Given task: Every record must be repeated exactly, with no omission.

# # # # # # #

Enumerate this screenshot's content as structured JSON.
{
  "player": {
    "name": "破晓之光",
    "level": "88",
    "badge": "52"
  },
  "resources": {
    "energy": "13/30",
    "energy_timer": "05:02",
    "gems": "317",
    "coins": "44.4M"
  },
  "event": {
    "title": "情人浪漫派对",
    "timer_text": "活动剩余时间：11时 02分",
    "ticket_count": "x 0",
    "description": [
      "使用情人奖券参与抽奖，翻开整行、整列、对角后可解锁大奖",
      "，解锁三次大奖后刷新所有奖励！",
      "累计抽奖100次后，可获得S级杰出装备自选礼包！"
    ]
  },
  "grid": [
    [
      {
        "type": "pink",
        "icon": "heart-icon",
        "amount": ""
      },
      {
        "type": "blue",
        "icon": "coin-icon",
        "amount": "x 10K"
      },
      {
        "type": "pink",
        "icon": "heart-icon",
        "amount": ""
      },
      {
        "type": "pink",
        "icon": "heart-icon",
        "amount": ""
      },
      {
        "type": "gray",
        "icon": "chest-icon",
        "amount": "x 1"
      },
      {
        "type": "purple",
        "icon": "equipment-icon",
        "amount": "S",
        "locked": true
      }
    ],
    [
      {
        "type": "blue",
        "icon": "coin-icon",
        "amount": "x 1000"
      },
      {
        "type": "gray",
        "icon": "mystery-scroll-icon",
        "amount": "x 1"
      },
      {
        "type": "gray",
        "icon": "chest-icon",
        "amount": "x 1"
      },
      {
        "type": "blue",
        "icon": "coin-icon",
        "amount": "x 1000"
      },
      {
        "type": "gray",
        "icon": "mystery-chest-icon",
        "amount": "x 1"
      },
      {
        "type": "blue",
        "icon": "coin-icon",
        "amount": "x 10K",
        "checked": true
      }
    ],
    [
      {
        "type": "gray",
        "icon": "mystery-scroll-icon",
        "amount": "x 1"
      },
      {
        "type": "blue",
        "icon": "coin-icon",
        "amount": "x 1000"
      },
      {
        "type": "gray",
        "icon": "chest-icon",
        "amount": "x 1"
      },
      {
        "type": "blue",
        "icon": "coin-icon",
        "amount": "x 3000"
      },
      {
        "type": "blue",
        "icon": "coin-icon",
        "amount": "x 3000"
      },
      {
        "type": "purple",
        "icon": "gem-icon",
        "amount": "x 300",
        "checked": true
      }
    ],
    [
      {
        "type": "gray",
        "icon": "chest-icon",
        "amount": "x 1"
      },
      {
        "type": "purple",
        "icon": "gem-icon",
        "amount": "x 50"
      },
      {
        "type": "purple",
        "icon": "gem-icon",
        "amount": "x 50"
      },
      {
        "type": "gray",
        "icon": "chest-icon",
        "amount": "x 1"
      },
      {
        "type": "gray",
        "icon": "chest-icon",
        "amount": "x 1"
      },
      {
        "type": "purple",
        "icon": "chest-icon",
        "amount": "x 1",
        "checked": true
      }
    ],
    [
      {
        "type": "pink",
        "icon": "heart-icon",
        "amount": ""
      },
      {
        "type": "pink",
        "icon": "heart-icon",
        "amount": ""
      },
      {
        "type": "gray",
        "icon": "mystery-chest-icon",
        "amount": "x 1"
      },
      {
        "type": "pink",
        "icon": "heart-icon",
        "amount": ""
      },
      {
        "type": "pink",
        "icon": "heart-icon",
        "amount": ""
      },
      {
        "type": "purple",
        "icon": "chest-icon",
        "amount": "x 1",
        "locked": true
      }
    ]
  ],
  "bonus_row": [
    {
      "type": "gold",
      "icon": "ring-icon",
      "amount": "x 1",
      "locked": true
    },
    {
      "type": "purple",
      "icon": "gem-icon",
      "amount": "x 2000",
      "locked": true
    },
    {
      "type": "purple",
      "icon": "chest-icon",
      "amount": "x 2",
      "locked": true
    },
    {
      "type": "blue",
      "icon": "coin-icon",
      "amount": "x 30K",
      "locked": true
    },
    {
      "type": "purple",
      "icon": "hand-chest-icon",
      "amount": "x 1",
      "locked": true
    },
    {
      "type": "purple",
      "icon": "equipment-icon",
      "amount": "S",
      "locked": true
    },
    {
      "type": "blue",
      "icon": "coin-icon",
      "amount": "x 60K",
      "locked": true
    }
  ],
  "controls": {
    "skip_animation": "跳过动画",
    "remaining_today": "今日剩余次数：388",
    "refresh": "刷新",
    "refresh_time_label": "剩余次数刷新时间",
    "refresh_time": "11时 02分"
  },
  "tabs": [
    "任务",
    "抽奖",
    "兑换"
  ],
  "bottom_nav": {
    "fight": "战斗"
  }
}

# # # # # # #

Response to the task:
Enumerate this screenshot's content as structured JSON.
{
  "player": {
    "name": "破晓之光",
    "level": "88",
    "badge": "52"
  },
  "resources": {
    "energy": "13/30",
    "energy_timer": "05:02",
    "gems": "317",
    "coins": "44.4M"
  },
  "event": {
    "title": "情人浪漫派对",
    "timer_text": "活动剩余时间：11时 02分",
    "ticket_count": "x 0",
    "description": [
      "使用情人奖券参与抽奖，翻开整行、整列、对角后可解锁大奖",
      "，解锁三次大奖后刷新所有奖励！",
      "累计抽奖100次后，可获得S级杰出装备自选礼包！"
    ]
  },
  "grid": [
    [
      {
        "type": "pink",
        "icon": "heart-icon",
        "amount": ""
      },
      {
        "type": "blue",
        "icon": "coin-icon",
        "amount": "x 10K"
      },
      {
        "type": "pink",
        "icon": "heart-icon",
        "amount": ""
      },
      {
        "type": "pink",
        "icon": "heart-icon",
        "amount": ""
      },
      {
        "type": "gray",
        "icon": "chest-icon",
        "amount": "x 1"
      },
      {
        "type": "purple",
        "icon": "equipment-icon",
        "amount": "S",
        "locked": true
      }
    ],
    [
      {
        "type": "blue",
        "icon": "coin-icon",
        "amount": "x 1000"
      },
      {
        "type": "gray",
        "icon": "mystery-scroll-icon",
        "amount": "x 1"
      },
      {
        "type": "gray",
        "icon": "chest-icon",
        "amount": "x 1"
      },
      {
        "type": "blue",
        "icon": "coin-icon",
        "amount": "x 1000"
      },
      {
        "type": "gray",
        "icon": "mystery-chest-icon",
        "amount": "x 1"
      },
      {
        "type": "blue",
        "icon": "coin-icon",
        "amount": "x 10K",
        "checked": true
      }
    ],
    [
      {
        "type": "gray",
        "icon": "mystery-scroll-icon",
        "amount": "x 1"
      },
      {
        "type": "blue",
        "icon": "coin-icon",
        "amount": "x 1000"
      },
      {
        "type": "gray",
        "icon": "chest-icon",
        "amount": "x 1"
      },
      {
        "type": "blue",
        "icon": "coin-icon",
        "amount": "x 3000"
      },
      {
        "type": "blue",
        "icon": "coin-icon",
        "amount": "x 3000"
      },
      {
        "type": "purple",
        "icon": "gem-icon",
        "amount": "x 300",
        "checked": true
      }
    ],
    [
      {
        "type": "gray",
        "icon": "chest-icon",
        "amount": "x 1"
      },
      {
        "type": "purple",
        "icon": "gem-icon",
        "amount": "x 50"
      },
      {
        "type": "purple",
        "icon": "gem-icon",
        "amount": "x 50"
      },
      {
        "type": "gray",
        "icon": "chest-icon",
        "amount": "x 1"
      },
      {
        "type": "gray",
        "icon": "chest-icon",
        "amount": "x 1"
      },
      {
        "type": "purple",
        "icon": "chest-icon",
        "amount": "x 1",
        "checked": true
      }
    ],
    [
      {
        "type": "pink",
        "icon": "heart-icon",
        "amount": ""
      },
      {
        "type": "pink",
        "icon": "heart-icon",
        "amount": ""
      },
      {
        "type": "gray",
        "icon": "mystery-chest-icon",
        "amount": "x 1"
      },
      {
        "type": "pink",
        "icon": "heart-icon",
        "amount": ""
      },
      {
        "type": "pink",
        "icon": "heart-icon",
        "amount": ""
      },
      {
        "type": "purple",
        "icon": "chest-icon",
        "amount": "x 1",
        "locked": true
      }
    ]
  ],
  "bonus_row": [
    {
      "type": "gold",
      "icon": "ring-icon",
      "amount": "x 1",
      "locked": true
    },
    {
      "type": "purple",
      "icon": "gem-icon",
      "amount": "x 2000",
      "locked": true
    },
    {
      "type": "purple",
      "icon": "chest-icon",
      "amount": "x 2",
      "locked": true
    },
    {
      "type": "blue",
      "icon": "coin-icon",
      "amount": "x 30K",
      "locked": true
    },
    {
      "type": "purple",
      "icon": "hand-chest-icon",
      "amount": "x 1",
      "locked": true
    },
    {
      "type": "purple",
      "icon": "equipment-icon",
      "amount": "S",
      "locked": true
    },
    {
      "type": "blue",
      "icon": "coin-icon",
      "amount": "x 60K",
      "locked": true
    }
  ],
  "controls": {
    "skip_animation": "跳过动画",
    "remaining_today": "今日剩余次数：388",
    "refresh": "刷新",
    "refresh_time_label": "剩余次数刷新时间",
    "refresh_time": "11时 02分"
  },
  "tabs": [
    "任务",
    "抽奖",
    "兑换"
  ],
  "bottom_nav": {
    "fight": "战斗"
  }
}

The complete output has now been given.